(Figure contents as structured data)
· · ·

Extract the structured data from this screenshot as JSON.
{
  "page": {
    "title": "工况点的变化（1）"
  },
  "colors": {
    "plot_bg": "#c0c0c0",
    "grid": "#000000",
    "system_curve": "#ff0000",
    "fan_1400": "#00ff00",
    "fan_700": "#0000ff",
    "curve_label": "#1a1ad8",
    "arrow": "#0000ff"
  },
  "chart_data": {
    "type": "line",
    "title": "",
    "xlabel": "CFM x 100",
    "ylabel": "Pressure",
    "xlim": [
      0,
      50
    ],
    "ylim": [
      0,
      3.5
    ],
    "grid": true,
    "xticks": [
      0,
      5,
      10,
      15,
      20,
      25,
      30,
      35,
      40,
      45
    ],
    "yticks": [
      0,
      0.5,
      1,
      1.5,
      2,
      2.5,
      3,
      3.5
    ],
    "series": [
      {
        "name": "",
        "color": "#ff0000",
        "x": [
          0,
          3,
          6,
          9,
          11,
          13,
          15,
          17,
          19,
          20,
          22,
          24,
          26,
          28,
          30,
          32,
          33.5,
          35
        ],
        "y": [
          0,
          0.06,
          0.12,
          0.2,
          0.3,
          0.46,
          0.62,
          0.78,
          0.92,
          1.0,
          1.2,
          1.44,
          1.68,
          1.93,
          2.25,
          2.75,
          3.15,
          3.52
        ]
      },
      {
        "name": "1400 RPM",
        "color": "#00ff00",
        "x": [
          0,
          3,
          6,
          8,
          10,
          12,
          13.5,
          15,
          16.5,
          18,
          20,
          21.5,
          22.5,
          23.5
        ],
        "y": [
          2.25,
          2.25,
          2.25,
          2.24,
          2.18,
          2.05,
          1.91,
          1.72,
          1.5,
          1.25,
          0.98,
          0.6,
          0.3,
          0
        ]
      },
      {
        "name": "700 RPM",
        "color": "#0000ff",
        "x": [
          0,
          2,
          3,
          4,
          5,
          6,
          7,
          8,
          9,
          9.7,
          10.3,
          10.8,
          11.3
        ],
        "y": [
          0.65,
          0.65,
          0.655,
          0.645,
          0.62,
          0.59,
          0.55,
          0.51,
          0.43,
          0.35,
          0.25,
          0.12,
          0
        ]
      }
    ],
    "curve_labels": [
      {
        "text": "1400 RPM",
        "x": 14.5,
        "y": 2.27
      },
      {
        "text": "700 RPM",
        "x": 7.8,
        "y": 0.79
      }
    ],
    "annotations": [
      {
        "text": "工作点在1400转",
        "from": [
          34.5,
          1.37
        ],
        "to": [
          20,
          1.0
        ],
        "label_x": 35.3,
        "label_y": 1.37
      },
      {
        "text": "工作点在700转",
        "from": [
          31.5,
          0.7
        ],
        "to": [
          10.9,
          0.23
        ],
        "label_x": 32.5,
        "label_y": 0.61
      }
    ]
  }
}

· · ·

TASK TO COMPLETE: Tally up the lines in the preceding listing that contain the string "text". Respond with the number and nothing else.

OUTPUT BELOW: 4